- EXERCISE DESCRIPTION -
In the listing below, how many lines contain the word "Организация"? Please respond with the number only.

--- RECORDED DATA ---

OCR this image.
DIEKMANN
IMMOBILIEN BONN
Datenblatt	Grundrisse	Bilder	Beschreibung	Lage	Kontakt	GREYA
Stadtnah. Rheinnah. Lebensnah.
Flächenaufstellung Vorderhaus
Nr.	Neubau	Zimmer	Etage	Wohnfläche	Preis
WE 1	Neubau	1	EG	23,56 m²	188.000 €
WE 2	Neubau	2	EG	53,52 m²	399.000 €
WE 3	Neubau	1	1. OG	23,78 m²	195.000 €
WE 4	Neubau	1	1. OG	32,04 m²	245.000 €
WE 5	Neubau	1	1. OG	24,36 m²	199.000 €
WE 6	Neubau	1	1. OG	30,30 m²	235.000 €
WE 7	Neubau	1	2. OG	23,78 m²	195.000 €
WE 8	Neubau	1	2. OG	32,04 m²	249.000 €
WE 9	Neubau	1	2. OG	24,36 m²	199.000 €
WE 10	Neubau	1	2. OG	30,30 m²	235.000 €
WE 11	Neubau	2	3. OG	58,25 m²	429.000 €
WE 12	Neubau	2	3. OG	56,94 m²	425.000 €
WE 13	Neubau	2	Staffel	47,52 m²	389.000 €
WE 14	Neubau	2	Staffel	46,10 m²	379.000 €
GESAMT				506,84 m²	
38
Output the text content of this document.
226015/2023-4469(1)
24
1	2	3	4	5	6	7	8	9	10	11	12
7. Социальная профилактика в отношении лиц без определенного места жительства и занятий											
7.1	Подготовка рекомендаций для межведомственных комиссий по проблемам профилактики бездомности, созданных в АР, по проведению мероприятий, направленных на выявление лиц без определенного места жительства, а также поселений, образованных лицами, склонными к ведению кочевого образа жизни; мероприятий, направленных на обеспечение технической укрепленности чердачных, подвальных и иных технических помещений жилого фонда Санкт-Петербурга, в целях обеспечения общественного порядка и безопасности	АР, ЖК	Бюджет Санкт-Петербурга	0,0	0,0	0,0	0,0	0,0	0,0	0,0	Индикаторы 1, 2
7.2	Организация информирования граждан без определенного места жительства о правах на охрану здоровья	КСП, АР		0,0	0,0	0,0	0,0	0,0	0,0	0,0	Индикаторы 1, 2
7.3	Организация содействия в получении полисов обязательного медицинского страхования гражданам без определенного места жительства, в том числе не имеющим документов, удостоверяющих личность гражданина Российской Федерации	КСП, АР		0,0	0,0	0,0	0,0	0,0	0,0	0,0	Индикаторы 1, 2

---

- EXERCISE RESPONSE -
2